◆ **RECORD EXCERPTS**:
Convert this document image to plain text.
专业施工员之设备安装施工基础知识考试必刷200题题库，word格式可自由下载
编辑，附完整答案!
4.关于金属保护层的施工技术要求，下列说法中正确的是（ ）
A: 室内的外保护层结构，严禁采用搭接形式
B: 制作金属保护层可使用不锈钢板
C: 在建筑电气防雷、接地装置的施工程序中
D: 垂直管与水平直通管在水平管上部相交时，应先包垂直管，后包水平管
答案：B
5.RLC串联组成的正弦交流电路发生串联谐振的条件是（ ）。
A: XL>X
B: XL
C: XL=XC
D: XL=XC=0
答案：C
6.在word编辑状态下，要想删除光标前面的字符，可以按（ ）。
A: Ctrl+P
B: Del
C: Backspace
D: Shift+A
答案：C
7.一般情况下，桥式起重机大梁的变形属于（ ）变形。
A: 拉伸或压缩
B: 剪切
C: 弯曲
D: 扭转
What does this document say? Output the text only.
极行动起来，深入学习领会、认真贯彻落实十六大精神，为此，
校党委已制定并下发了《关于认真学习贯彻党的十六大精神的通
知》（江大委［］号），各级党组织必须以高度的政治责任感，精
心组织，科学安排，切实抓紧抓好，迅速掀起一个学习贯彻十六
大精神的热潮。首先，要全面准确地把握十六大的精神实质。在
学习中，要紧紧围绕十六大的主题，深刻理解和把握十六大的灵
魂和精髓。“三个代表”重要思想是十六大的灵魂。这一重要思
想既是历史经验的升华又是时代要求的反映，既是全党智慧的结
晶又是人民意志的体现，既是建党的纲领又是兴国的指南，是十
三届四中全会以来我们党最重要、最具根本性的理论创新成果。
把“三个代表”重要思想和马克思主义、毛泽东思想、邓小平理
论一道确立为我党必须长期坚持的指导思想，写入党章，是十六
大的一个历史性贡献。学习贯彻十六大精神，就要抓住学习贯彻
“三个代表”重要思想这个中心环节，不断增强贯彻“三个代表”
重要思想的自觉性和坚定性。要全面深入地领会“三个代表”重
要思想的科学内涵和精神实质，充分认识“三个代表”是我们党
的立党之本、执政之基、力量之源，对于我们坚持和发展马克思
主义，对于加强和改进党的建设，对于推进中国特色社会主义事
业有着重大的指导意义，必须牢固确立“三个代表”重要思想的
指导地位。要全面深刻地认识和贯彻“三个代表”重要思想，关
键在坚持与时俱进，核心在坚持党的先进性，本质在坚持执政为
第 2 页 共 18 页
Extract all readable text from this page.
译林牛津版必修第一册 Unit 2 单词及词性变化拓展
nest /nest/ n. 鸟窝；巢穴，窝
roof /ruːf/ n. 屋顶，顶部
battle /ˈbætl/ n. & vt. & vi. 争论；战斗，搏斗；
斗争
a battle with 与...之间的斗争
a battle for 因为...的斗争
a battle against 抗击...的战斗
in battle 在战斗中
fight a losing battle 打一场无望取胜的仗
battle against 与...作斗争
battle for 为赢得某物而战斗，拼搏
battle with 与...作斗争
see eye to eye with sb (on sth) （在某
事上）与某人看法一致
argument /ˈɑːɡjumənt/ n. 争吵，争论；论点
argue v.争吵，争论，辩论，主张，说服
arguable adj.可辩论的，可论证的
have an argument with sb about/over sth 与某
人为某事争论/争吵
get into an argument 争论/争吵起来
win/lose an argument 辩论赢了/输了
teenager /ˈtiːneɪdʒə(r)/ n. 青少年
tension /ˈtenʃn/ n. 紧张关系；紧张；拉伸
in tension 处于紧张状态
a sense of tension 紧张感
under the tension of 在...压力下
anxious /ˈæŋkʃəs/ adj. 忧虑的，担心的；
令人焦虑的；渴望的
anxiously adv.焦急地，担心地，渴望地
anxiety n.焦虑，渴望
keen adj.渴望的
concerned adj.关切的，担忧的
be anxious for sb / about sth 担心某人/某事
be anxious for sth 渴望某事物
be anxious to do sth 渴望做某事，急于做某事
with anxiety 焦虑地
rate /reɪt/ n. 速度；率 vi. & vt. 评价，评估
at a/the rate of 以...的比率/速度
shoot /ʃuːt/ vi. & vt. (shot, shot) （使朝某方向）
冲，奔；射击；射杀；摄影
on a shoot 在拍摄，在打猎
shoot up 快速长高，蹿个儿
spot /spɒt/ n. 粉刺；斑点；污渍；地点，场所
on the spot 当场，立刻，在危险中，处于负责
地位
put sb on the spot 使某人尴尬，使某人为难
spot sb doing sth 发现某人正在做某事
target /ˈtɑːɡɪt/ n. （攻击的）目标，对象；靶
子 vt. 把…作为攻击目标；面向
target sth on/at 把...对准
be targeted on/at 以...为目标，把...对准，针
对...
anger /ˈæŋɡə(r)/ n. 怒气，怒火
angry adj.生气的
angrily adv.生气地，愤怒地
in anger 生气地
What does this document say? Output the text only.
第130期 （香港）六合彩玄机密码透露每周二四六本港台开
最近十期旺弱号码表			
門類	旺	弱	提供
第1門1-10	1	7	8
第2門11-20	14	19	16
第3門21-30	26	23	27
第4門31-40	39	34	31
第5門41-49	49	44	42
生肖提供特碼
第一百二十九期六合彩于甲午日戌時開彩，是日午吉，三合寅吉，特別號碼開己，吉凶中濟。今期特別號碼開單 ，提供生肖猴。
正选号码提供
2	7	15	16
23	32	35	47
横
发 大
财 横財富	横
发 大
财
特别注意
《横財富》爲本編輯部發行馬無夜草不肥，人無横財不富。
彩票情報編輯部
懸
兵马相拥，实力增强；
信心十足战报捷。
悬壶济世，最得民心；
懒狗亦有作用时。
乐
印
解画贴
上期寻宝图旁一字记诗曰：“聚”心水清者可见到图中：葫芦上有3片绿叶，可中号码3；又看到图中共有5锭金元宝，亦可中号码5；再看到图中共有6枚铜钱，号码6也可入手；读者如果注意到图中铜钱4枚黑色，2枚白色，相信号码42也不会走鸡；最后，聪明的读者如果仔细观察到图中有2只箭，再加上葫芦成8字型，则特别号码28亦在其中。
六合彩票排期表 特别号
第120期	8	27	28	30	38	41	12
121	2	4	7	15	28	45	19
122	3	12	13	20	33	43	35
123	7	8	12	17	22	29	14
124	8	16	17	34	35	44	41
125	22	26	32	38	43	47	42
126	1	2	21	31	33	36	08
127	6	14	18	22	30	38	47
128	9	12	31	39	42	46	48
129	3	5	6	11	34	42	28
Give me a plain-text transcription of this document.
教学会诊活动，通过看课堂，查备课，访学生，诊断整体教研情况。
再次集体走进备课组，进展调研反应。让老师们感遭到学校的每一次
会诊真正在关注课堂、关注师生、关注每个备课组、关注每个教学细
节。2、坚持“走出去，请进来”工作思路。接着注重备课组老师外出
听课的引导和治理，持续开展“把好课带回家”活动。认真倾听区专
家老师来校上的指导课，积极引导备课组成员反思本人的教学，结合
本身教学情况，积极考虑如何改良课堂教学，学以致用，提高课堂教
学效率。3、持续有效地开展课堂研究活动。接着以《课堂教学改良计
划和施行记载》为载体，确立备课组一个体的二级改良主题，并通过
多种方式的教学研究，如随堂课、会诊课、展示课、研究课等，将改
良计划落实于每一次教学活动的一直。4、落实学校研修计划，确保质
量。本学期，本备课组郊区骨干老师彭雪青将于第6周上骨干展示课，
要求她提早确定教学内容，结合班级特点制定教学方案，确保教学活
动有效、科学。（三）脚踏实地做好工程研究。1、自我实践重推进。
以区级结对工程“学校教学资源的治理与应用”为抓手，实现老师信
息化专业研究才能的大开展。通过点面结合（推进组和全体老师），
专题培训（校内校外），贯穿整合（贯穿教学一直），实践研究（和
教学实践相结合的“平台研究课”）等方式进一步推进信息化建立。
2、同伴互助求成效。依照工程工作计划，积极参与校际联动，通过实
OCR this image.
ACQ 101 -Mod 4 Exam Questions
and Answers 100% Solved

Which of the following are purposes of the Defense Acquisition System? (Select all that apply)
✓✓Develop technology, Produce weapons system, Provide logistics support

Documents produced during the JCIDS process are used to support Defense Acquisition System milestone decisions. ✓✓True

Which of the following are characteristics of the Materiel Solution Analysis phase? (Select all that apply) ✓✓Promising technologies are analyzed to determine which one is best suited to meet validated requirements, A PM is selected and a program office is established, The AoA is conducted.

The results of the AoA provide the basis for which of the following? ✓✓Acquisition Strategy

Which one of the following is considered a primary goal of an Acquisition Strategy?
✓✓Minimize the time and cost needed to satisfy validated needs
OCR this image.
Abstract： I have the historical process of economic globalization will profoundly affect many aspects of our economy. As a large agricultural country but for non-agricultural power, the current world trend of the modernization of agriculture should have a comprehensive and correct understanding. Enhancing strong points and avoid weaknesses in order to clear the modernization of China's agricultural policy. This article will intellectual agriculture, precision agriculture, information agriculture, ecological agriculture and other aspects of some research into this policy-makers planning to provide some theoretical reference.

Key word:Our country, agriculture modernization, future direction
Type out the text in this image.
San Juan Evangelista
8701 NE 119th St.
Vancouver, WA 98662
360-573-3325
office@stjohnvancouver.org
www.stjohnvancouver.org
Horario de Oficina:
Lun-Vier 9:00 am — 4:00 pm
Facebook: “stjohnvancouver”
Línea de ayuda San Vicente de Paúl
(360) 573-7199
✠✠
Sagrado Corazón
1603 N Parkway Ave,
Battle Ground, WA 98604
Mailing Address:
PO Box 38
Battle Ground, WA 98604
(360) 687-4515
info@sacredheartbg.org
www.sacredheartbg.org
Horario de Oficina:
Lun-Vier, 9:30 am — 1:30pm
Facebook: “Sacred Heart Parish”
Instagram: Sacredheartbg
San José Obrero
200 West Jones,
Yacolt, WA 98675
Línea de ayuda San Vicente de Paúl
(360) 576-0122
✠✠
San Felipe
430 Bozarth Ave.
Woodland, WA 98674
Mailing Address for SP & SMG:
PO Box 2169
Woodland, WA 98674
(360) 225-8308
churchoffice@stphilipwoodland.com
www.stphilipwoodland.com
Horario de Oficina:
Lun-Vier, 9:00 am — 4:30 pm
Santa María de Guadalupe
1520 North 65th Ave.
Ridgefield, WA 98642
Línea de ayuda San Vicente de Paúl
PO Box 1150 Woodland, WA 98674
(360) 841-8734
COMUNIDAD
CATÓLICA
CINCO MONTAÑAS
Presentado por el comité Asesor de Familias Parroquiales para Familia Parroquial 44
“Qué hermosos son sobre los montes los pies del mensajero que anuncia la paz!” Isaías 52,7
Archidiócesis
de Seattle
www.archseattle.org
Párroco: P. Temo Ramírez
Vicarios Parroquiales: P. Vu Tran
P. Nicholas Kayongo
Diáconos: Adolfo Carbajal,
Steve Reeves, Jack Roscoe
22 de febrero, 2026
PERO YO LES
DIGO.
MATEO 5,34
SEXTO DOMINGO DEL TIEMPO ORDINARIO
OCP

◆ **WHAT TO PRODUCE**: Give the number of lines in the data that contain "Mailing", with no other words.

◆ **EXERCISE OUTPUT**: 2